__Your task__.
Write out the full listing exactly as given, minus the images.

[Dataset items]
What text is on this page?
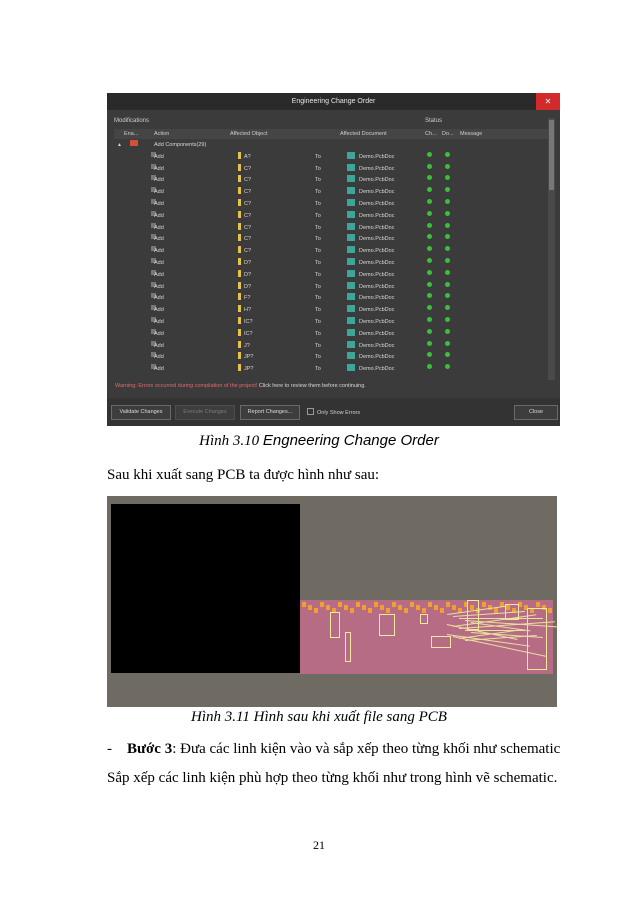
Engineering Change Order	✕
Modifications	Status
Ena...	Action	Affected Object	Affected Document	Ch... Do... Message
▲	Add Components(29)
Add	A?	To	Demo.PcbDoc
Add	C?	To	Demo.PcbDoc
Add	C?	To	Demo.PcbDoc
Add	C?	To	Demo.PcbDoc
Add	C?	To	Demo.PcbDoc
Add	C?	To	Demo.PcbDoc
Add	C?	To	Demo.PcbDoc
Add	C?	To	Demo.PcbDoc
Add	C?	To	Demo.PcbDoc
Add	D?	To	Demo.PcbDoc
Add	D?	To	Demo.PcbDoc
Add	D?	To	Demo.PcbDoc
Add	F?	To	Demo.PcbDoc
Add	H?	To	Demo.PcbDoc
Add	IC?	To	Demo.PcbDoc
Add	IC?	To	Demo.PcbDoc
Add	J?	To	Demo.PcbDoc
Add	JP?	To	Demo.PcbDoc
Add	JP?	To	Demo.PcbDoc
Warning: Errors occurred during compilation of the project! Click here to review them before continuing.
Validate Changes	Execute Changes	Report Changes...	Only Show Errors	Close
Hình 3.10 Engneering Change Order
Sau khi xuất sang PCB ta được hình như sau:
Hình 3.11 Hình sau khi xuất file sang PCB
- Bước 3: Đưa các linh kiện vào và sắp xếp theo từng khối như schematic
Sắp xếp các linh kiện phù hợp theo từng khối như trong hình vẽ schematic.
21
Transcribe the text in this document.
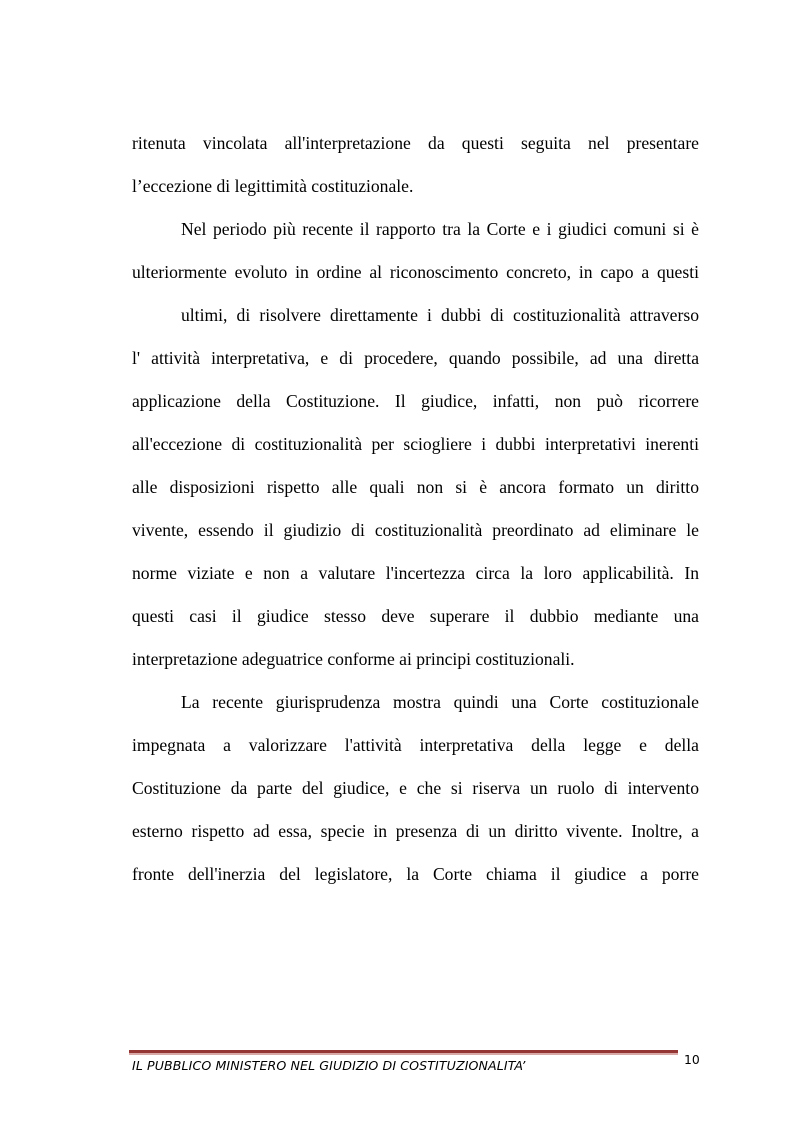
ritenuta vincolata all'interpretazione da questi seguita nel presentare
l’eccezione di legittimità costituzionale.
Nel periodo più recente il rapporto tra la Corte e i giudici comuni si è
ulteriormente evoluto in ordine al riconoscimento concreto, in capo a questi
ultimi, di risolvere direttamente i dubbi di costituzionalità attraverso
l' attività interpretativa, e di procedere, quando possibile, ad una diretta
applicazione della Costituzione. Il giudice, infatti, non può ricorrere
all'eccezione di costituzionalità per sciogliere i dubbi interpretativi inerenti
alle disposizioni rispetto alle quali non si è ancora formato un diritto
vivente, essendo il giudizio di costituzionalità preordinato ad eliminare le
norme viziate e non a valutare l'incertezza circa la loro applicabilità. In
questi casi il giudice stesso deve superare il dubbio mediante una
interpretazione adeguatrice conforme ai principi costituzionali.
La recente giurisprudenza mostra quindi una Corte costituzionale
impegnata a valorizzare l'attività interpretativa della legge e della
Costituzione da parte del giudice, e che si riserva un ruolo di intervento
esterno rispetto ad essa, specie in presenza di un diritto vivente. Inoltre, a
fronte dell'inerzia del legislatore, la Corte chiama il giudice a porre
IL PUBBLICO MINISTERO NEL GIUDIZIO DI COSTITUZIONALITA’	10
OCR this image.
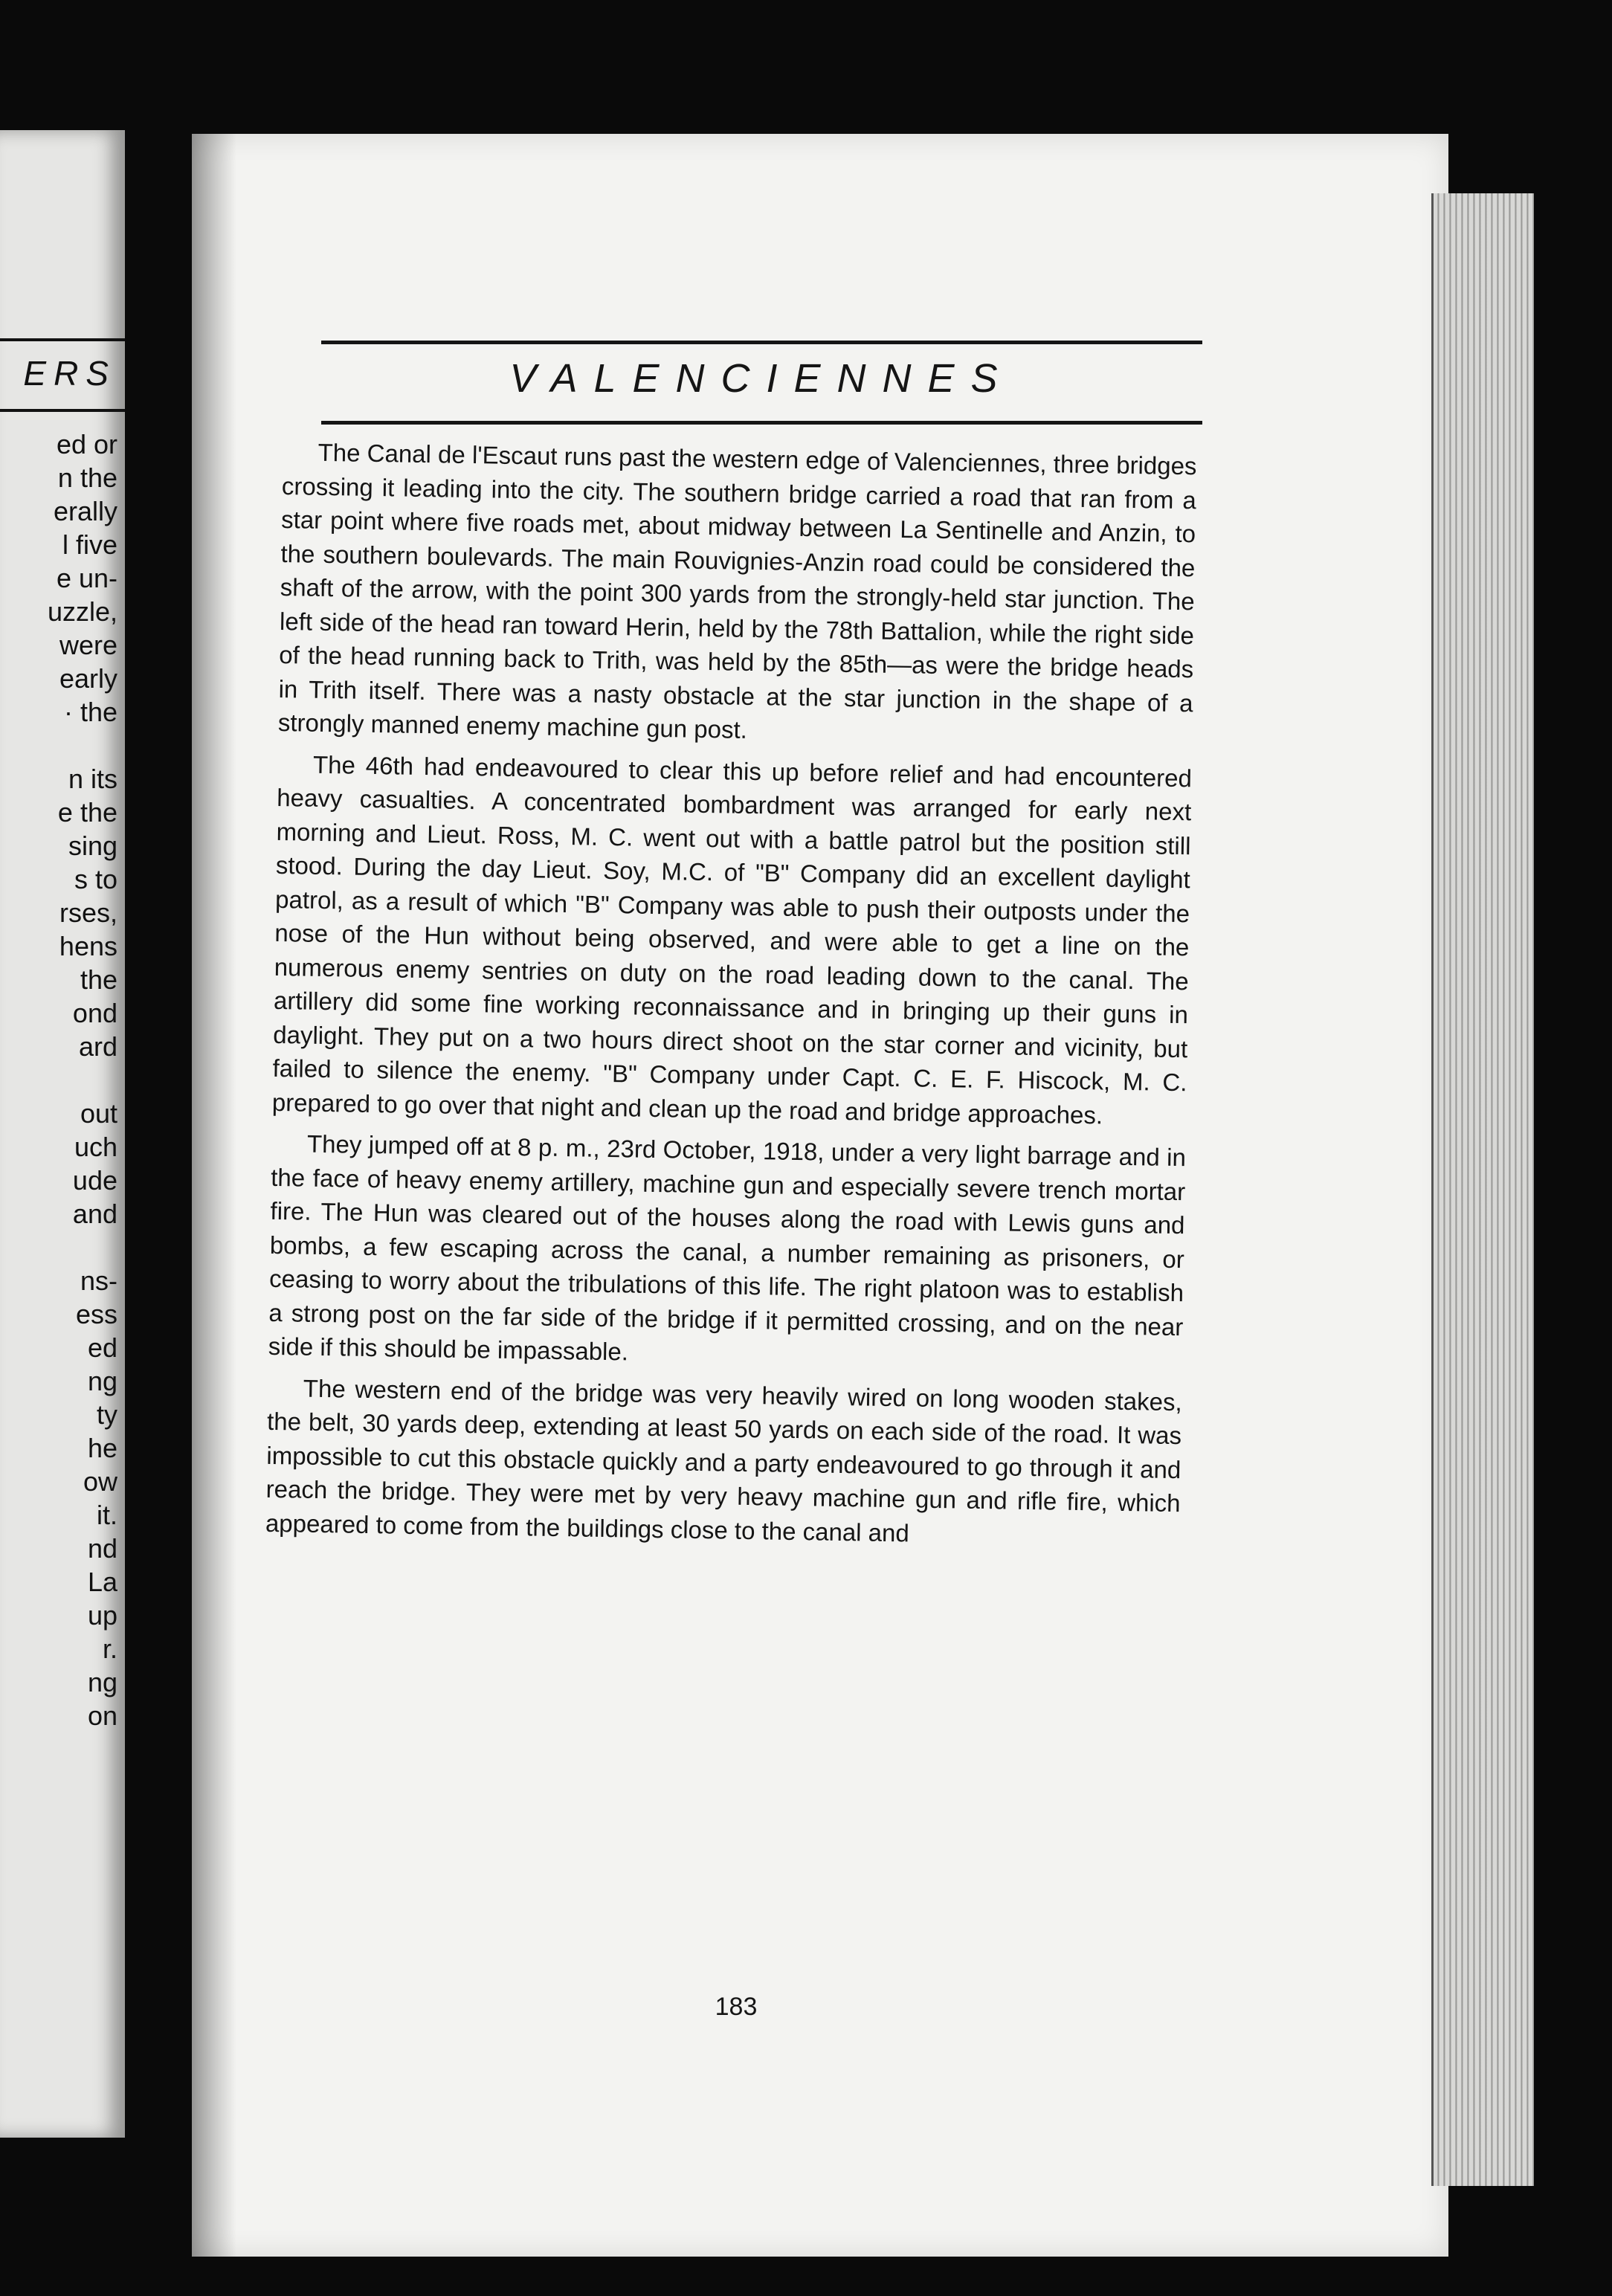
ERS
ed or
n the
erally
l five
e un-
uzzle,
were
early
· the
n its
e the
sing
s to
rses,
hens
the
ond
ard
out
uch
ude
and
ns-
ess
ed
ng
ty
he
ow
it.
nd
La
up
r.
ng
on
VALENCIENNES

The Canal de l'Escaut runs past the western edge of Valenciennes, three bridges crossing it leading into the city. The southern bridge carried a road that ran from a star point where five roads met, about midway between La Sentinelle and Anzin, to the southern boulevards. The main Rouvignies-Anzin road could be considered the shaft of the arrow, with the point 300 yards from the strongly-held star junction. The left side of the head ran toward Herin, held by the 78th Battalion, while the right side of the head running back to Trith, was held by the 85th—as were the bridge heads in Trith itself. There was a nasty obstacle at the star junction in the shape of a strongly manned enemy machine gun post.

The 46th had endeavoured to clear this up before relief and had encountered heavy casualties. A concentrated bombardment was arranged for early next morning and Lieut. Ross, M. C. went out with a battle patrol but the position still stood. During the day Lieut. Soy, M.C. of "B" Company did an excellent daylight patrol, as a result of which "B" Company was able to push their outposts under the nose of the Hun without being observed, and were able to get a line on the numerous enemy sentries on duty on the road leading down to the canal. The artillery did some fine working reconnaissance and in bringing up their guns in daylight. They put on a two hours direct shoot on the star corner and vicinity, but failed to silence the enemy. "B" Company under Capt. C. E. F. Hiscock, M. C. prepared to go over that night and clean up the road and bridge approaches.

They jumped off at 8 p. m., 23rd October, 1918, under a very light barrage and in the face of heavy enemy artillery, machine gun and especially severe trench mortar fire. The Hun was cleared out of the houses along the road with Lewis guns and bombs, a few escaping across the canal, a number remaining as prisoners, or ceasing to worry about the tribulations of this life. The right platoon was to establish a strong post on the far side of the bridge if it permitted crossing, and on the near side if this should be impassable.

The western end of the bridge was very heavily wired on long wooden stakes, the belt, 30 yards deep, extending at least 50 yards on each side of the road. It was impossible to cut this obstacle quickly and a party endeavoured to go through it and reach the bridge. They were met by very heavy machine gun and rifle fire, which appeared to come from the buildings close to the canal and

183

__Solution to the exercise__.
What text is on this page?
Engineering Change Order	✕
Modifications	Status
Ena...	Action	Affected Object	Affected Document	Ch... Do... Message
▲	Add Components(29)
Add	A?	To	Demo.PcbDoc
Add	C?	To	Demo.PcbDoc
Add	C?	To	Demo.PcbDoc
Add	C?	To	Demo.PcbDoc
Add	C?	To	Demo.PcbDoc
Add	C?	To	Demo.PcbDoc
Add	C?	To	Demo.PcbDoc
Add	C?	To	Demo.PcbDoc
Add	C?	To	Demo.PcbDoc
Add	D?	To	Demo.PcbDoc
Add	D?	To	Demo.PcbDoc
Add	D?	To	Demo.PcbDoc
Add	F?	To	Demo.PcbDoc
Add	H?	To	Demo.PcbDoc
Add	IC?	To	Demo.PcbDoc
Add	IC?	To	Demo.PcbDoc
Add	J?	To	Demo.PcbDoc
Add	JP?	To	Demo.PcbDoc
Add	JP?	To	Demo.PcbDoc
Warning: Errors occurred during compilation of the project! Click here to review them before continuing.
Validate Changes	Execute Changes	Report Changes...	Only Show Errors	Close
Hình 3.10 Engneering Change Order
Sau khi xuất sang PCB ta được hình như sau:
Hình 3.11 Hình sau khi xuất file sang PCB
- Bước 3: Đưa các linh kiện vào và sắp xếp theo từng khối như schematic
Sắp xếp các linh kiện phù hợp theo từng khối như trong hình vẽ schematic.
21
Transcribe the text in this document.
ritenuta vincolata all'interpretazione da questi seguita nel presentare
l’eccezione di legittimità costituzionale.
Nel periodo più recente il rapporto tra la Corte e i giudici comuni si è
ulteriormente evoluto in ordine al riconoscimento concreto, in capo a questi
ultimi, di risolvere direttamente i dubbi di costituzionalità attraverso
l' attività interpretativa, e di procedere, quando possibile, ad una diretta
applicazione della Costituzione. Il giudice, infatti, non può ricorrere
all'eccezione di costituzionalità per sciogliere i dubbi interpretativi inerenti
alle disposizioni rispetto alle quali non si è ancora formato un diritto
vivente, essendo il giudizio di costituzionalità preordinato ad eliminare le
norme viziate e non a valutare l'incertezza circa la loro applicabilità. In
questi casi il giudice stesso deve superare il dubbio mediante una
interpretazione adeguatrice conforme ai principi costituzionali.
La recente giurisprudenza mostra quindi una Corte costituzionale
impegnata a valorizzare l'attività interpretativa della legge e della
Costituzione da parte del giudice, e che si riserva un ruolo di intervento
esterno rispetto ad essa, specie in presenza di un diritto vivente. Inoltre, a
fronte dell'inerzia del legislatore, la Corte chiama il giudice a porre
IL PUBBLICO MINISTERO NEL GIUDIZIO DI COSTITUZIONALITA’	10
OCR this image.
ERS
ed or
n the
erally
l five
e un-
uzzle,
were
early
· the
n its
e the
sing
s to
rses,
hens
the
ond
ard
out
uch
ude
and
ns-
ess
ed
ng
ty
he
ow
it.
nd
La
up
r.
ng
on
VALENCIENNES

The Canal de l'Escaut runs past the western edge of Valenciennes, three bridges crossing it leading into the city. The southern bridge carried a road that ran from a star point where five roads met, about midway between La Sentinelle and Anzin, to the southern boulevards. The main Rouvignies-Anzin road could be considered the shaft of the arrow, with the point 300 yards from the strongly-held star junction. The left side of the head ran toward Herin, held by the 78th Battalion, while the right side of the head running back to Trith, was held by the 85th—as were the bridge heads in Trith itself. There was a nasty obstacle at the star junction in the shape of a strongly manned enemy machine gun post.

The 46th had endeavoured to clear this up before relief and had encountered heavy casualties. A concentrated bombardment was arranged for early next morning and Lieut. Ross, M. C. went out with a battle patrol but the position still stood. During the day Lieut. Soy, M.C. of "B" Company did an excellent daylight patrol, as a result of which "B" Company was able to push their outposts under the nose of the Hun without being observed, and were able to get a line on the numerous enemy sentries on duty on the road leading down to the canal. The artillery did some fine working reconnaissance and in bringing up their guns in daylight. They put on a two hours direct shoot on the star corner and vicinity, but failed to silence the enemy. "B" Company under Capt. C. E. F. Hiscock, M. C. prepared to go over that night and clean up the road and bridge approaches.

They jumped off at 8 p. m., 23rd October, 1918, under a very light barrage and in the face of heavy enemy artillery, machine gun and especially severe trench mortar fire. The Hun was cleared out of the houses along the road with Lewis guns and bombs, a few escaping across the canal, a number remaining as prisoners, or ceasing to worry about the tribulations of this life. The right platoon was to establish a strong post on the far side of the bridge if it permitted crossing, and on the near side if this should be impassable.

The western end of the bridge was very heavily wired on long wooden stakes, the belt, 30 yards deep, extending at least 50 yards on each side of the road. It was impossible to cut this obstacle quickly and a party endeavoured to go through it and reach the bridge. They were met by very heavy machine gun and rifle fire, which appeared to come from the buildings close to the canal and

183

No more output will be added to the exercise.